● Problem details
Transcribe the data below line for line, keeping every character unchanged.

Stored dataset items
--- begin ---

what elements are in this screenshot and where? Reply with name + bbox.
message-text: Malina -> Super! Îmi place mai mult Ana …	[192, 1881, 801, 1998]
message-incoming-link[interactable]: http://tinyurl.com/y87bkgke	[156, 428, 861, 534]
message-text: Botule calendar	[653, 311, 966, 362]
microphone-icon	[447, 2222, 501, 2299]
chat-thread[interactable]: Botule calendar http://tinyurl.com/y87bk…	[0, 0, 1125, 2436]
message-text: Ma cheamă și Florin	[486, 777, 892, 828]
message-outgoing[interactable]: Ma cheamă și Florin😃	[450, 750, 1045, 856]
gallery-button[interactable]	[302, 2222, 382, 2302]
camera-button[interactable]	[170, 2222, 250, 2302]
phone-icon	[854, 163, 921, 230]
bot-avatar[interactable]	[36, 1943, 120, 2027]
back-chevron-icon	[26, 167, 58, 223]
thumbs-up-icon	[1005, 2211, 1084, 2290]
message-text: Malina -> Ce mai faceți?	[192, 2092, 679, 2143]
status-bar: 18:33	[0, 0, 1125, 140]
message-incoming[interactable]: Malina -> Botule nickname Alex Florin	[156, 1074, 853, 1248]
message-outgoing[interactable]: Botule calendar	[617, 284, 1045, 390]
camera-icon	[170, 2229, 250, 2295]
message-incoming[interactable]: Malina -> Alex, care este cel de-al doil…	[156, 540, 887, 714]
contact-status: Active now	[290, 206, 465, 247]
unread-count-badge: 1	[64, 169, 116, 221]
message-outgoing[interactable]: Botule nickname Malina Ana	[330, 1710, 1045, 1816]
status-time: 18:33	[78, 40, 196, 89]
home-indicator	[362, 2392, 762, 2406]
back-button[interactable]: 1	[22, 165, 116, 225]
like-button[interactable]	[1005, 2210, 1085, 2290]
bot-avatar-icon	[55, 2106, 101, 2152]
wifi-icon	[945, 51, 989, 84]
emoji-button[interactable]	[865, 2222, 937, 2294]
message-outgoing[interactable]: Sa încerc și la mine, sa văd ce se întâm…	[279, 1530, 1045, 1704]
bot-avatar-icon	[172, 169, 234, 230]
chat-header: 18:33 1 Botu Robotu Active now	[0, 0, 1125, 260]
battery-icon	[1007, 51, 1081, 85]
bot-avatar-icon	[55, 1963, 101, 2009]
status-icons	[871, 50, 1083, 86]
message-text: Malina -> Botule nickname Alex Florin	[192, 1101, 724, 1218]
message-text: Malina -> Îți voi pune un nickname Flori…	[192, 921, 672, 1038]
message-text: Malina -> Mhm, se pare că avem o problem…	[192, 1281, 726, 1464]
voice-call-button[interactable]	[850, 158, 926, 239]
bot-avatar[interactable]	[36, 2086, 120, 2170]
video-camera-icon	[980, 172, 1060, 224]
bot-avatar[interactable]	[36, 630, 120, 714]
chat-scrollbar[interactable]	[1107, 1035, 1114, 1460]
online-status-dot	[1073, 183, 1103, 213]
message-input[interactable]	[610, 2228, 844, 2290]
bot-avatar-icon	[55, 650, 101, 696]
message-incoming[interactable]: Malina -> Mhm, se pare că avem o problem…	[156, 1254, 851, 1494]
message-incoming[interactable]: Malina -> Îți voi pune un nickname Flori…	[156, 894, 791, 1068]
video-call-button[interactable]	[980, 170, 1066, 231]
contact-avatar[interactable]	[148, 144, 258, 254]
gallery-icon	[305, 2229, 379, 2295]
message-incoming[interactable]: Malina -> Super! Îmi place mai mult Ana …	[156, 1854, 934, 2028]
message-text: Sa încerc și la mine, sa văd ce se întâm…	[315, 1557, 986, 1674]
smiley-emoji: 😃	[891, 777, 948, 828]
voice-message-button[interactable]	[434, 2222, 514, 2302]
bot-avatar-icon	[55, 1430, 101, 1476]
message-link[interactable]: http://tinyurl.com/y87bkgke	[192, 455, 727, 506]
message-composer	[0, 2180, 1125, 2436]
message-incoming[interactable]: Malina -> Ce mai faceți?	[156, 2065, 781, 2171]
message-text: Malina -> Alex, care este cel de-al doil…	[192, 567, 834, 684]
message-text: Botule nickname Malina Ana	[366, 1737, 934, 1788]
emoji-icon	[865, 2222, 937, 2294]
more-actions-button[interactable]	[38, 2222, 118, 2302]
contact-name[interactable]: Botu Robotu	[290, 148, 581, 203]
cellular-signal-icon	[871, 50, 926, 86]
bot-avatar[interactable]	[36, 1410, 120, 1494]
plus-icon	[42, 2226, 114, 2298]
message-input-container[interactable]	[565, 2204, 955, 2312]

--- end ---

● Response to this task
what elements are in this screenshot and where? Reply with name + bbox.
message-text: Malina -> Super! Îmi place mai mult Ana …	[192, 1881, 801, 1998]
message-incoming-link[interactable]: http://tinyurl.com/y87bkgke	[156, 428, 861, 534]
message-text: Botule calendar	[653, 311, 966, 362]
microphone-icon	[447, 2222, 501, 2299]
chat-thread[interactable]: Botule calendar http://tinyurl.com/y87bk…	[0, 0, 1125, 2436]
message-text: Ma cheamă și Florin	[486, 777, 892, 828]
message-outgoing[interactable]: Ma cheamă și Florin😃	[450, 750, 1045, 856]
gallery-button[interactable]	[302, 2222, 382, 2302]
camera-button[interactable]	[170, 2222, 250, 2302]
phone-icon	[854, 163, 921, 230]
bot-avatar[interactable]	[36, 1943, 120, 2027]
back-chevron-icon	[26, 167, 58, 223]
thumbs-up-icon	[1005, 2211, 1084, 2290]
message-text: Malina -> Ce mai faceți?	[192, 2092, 679, 2143]
status-bar: 18:33	[0, 0, 1125, 140]
message-incoming[interactable]: Malina -> Botule nickname Alex Florin	[156, 1074, 853, 1248]
message-outgoing[interactable]: Botule calendar	[617, 284, 1045, 390]
camera-icon	[170, 2229, 250, 2295]
message-incoming[interactable]: Malina -> Alex, care este cel de-al doil…	[156, 540, 887, 714]
contact-status: Active now	[290, 206, 465, 247]
unread-count-badge: 1	[64, 169, 116, 221]
message-outgoing[interactable]: Botule nickname Malina Ana	[330, 1710, 1045, 1816]
status-time: 18:33	[78, 40, 196, 89]
home-indicator	[362, 2392, 762, 2406]
back-button[interactable]: 1	[22, 165, 116, 225]
like-button[interactable]	[1005, 2210, 1085, 2290]
bot-avatar-icon	[55, 2106, 101, 2152]
wifi-icon	[945, 51, 989, 84]
emoji-button[interactable]	[865, 2222, 937, 2294]
message-outgoing[interactable]: Sa încerc și la mine, sa văd ce se întâm…	[279, 1530, 1045, 1704]
bot-avatar-icon	[172, 169, 234, 230]
chat-header: 18:33 1 Botu Robotu Active now	[0, 0, 1125, 260]
battery-icon	[1007, 51, 1081, 85]
bot-avatar-icon	[55, 1963, 101, 2009]
status-icons	[871, 50, 1083, 86]
message-text: Malina -> Botule nickname Alex Florin	[192, 1101, 724, 1218]
message-text: Malina -> Îți voi pune un nickname Flori…	[192, 921, 672, 1038]
message-text: Malina -> Mhm, se pare că avem o problem…	[192, 1281, 726, 1464]
voice-call-button[interactable]	[850, 158, 926, 239]
bot-avatar[interactable]	[36, 2086, 120, 2170]
video-camera-icon	[980, 172, 1060, 224]
bot-avatar[interactable]	[36, 630, 120, 714]
chat-scrollbar[interactable]	[1107, 1035, 1114, 1460]
online-status-dot	[1073, 183, 1103, 213]
message-input[interactable]	[610, 2228, 844, 2290]
bot-avatar-icon	[55, 650, 101, 696]
message-incoming[interactable]: Malina -> Mhm, se pare că avem o problem…	[156, 1254, 851, 1494]
message-incoming[interactable]: Malina -> Îți voi pune un nickname Flori…	[156, 894, 791, 1068]
video-call-button[interactable]	[980, 170, 1066, 231]
contact-avatar[interactable]	[148, 144, 258, 254]
gallery-icon	[305, 2229, 379, 2295]
message-incoming[interactable]: Malina -> Super! Îmi place mai mult Ana …	[156, 1854, 934, 2028]
message-text: Sa încerc și la mine, sa văd ce se întâm…	[315, 1557, 986, 1674]
smiley-emoji: 😃	[891, 777, 948, 828]
voice-message-button[interactable]	[434, 2222, 514, 2302]
bot-avatar-icon	[55, 1430, 101, 1476]
message-link[interactable]: http://tinyurl.com/y87bkgke	[192, 455, 727, 506]
message-composer	[0, 2180, 1125, 2436]
message-incoming[interactable]: Malina -> Ce mai faceți?	[156, 2065, 781, 2171]
message-text: Malina -> Alex, care este cel de-al doil…	[192, 567, 834, 684]
message-text: Botule nickname Malina Ana	[366, 1737, 934, 1788]
emoji-icon	[865, 2222, 937, 2294]
more-actions-button[interactable]	[38, 2222, 118, 2302]
contact-name[interactable]: Botu Robotu	[290, 148, 581, 203]
cellular-signal-icon	[871, 50, 926, 86]
bot-avatar[interactable]	[36, 1410, 120, 1494]
plus-icon	[42, 2226, 114, 2298]
message-input-container[interactable]	[565, 2204, 955, 2312]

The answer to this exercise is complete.